**TASK BRIEF:** Filter the listing and keep only the lines with the word "работам".

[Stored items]
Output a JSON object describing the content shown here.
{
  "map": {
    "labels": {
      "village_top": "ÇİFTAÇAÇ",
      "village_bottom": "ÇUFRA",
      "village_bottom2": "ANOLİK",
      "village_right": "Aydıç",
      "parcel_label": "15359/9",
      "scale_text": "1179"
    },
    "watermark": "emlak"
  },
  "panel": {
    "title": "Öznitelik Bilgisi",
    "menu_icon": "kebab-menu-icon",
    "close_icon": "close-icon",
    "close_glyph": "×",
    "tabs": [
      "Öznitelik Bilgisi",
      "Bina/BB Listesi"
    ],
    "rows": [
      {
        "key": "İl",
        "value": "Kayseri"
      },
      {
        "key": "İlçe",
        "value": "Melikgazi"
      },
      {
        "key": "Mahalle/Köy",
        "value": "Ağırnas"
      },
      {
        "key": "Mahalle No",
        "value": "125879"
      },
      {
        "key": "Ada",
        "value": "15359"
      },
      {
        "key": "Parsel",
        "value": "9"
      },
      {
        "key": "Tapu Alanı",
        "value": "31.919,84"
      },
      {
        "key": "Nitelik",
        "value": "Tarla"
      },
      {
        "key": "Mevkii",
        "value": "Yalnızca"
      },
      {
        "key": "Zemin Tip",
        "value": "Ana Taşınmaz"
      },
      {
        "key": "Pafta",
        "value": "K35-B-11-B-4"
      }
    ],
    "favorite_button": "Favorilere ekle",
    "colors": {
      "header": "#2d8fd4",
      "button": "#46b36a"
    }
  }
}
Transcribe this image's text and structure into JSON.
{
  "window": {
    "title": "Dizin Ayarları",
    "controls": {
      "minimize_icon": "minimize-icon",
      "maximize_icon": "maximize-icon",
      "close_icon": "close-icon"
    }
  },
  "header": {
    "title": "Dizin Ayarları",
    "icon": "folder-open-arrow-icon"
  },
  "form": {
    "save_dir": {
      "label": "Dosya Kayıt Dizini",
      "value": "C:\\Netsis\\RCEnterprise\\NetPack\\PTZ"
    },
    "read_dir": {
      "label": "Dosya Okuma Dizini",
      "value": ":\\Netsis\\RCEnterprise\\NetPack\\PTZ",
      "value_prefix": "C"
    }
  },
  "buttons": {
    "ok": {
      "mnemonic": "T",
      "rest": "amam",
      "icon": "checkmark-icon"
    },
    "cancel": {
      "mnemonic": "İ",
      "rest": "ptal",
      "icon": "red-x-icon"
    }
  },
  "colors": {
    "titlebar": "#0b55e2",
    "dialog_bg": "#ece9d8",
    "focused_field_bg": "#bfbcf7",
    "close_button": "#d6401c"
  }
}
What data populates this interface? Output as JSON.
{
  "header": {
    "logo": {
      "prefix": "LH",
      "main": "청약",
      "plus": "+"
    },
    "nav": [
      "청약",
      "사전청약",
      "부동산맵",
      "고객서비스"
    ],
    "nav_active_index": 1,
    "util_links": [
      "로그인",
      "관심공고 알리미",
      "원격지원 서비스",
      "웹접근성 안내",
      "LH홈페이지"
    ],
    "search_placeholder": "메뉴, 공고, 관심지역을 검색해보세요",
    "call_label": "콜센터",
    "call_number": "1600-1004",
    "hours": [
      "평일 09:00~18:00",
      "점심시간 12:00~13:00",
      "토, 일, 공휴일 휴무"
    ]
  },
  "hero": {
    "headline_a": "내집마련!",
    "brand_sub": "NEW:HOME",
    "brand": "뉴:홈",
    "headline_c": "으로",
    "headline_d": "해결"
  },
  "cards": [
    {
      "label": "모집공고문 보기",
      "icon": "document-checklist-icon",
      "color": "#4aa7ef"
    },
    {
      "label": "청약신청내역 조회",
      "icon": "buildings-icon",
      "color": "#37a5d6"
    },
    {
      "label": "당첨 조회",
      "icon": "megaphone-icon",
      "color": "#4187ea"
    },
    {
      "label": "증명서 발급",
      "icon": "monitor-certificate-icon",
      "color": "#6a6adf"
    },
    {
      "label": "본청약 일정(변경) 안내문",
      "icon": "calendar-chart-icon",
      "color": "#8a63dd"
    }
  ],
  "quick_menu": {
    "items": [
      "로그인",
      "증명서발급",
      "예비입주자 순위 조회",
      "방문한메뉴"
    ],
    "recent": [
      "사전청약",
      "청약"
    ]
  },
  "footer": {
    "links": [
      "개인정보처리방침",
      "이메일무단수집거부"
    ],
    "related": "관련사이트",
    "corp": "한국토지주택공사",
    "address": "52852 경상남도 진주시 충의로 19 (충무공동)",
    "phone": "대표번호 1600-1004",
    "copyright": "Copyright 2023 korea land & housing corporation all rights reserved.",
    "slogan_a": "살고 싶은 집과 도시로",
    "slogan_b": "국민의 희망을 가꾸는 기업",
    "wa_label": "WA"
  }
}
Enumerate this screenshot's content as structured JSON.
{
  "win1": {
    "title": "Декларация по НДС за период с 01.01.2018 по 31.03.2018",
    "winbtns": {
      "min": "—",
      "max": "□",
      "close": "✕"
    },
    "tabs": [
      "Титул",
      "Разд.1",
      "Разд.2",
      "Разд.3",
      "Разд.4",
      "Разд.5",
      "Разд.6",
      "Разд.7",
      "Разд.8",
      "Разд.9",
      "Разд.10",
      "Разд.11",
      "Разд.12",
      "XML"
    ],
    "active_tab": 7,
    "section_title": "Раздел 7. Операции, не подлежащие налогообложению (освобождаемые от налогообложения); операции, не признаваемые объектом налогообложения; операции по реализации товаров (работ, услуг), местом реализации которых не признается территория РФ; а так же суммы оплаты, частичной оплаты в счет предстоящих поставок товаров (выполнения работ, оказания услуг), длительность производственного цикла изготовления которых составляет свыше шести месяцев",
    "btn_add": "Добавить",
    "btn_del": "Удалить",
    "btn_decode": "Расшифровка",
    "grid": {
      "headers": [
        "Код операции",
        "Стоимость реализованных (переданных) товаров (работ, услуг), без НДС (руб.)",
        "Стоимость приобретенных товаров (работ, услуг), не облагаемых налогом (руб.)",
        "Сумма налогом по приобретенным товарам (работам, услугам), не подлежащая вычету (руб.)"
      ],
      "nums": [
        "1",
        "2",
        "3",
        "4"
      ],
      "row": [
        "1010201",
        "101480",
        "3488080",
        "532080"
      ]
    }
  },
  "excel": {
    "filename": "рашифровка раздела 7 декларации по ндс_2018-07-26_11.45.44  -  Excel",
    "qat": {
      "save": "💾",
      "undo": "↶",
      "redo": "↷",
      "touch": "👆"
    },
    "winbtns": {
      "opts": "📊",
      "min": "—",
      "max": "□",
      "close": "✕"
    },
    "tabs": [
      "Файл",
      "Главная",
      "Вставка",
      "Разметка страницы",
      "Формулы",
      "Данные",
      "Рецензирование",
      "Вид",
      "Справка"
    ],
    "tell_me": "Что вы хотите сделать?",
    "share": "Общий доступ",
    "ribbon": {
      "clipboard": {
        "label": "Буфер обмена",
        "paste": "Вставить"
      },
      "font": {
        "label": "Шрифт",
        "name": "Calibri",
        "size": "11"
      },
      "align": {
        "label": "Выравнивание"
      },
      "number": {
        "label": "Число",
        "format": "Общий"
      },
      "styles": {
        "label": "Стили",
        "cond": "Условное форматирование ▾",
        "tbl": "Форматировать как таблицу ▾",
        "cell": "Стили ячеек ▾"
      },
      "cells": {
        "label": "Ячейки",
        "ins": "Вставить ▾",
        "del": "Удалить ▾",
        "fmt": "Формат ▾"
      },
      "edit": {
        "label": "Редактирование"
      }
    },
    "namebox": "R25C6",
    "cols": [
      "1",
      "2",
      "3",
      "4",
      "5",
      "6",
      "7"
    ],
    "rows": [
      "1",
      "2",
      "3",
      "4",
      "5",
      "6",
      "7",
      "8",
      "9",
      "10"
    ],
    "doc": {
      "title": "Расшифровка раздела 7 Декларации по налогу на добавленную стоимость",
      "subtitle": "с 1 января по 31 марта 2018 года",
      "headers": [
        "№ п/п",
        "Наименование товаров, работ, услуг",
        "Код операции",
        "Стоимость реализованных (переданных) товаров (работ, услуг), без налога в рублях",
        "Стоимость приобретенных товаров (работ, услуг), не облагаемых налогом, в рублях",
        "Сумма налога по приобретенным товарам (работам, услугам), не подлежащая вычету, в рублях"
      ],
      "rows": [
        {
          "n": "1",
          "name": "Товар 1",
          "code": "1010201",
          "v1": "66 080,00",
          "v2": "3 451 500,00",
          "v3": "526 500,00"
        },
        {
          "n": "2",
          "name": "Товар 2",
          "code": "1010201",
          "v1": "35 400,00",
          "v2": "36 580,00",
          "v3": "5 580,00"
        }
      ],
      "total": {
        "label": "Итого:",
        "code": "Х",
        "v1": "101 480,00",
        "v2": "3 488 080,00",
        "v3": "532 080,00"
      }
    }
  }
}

**ANSWER IN FULL:**
        "Сумма налогом по приобретенным товарам (работам, услугам), не подлежащая вычету (руб.)"
        "Сумма налога по приобретенным товарам (работам, услугам), не подлежащая вычету, в рублях"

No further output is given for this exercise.